## START Data listing
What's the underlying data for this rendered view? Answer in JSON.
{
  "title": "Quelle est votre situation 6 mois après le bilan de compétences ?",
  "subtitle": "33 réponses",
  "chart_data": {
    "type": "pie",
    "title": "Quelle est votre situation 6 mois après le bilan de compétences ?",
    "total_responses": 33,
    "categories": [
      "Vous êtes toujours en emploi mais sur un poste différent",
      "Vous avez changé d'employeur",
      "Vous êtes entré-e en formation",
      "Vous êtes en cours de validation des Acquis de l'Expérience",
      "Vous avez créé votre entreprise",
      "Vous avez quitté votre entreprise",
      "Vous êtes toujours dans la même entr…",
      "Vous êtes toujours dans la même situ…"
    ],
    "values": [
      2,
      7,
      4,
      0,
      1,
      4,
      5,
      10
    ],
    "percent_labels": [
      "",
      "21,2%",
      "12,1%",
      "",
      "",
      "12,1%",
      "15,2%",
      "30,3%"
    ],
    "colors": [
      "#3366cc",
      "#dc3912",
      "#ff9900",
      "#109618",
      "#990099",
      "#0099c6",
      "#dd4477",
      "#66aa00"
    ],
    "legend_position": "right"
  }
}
## END Data listing
What is asked: Using the records above, gather all lines where the string "même" is present.

Answer for this exercise:
      "Vous êtes toujours dans la même entr…",
      "Vous êtes toujours dans la même situ…"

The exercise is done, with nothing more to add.